> _AIM OF THE TASK_
Count lines with "KANPUR" in them. Report only the total.

(Stored data)
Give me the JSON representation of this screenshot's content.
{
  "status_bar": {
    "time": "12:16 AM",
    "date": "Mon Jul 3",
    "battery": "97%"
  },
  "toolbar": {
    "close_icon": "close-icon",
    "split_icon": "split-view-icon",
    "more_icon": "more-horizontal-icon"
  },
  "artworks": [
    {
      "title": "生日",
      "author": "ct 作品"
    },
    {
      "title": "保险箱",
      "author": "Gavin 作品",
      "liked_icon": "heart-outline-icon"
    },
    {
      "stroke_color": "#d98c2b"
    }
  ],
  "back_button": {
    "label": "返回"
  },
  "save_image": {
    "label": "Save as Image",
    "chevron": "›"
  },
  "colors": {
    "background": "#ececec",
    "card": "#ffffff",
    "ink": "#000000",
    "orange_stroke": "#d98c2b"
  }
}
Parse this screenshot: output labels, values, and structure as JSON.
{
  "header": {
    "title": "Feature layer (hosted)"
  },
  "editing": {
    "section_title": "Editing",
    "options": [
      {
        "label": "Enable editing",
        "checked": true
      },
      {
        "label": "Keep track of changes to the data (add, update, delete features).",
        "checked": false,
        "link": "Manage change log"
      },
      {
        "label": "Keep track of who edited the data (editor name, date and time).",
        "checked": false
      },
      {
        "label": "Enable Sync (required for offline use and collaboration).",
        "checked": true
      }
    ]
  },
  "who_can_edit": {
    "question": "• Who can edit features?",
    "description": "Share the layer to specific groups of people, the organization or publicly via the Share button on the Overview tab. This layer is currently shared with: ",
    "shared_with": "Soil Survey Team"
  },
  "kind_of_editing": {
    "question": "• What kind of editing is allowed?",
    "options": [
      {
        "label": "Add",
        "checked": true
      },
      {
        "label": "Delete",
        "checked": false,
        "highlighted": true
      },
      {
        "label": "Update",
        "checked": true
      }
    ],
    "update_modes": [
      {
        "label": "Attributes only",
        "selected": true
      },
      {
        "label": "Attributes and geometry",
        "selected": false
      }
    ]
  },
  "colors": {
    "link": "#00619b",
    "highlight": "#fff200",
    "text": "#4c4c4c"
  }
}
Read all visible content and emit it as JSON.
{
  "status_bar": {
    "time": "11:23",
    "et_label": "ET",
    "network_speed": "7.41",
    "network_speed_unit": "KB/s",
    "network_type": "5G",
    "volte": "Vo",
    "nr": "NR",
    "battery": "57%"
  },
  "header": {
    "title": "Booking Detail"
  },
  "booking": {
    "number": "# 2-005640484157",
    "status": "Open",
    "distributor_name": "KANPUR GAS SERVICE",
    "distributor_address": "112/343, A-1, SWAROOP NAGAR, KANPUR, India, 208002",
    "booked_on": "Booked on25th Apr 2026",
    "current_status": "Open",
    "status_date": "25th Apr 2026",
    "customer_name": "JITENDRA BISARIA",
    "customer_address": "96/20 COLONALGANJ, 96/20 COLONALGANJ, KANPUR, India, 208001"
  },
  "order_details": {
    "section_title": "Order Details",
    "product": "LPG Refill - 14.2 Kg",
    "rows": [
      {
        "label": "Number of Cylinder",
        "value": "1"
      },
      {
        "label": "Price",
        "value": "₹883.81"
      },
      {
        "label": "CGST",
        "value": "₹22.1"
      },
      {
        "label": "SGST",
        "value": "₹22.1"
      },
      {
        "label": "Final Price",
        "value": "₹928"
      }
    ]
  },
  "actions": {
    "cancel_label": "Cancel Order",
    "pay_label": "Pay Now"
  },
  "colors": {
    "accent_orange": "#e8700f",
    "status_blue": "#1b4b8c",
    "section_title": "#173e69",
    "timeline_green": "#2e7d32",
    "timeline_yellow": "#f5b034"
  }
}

> _OUTPUT OF THE EXERCISE_
3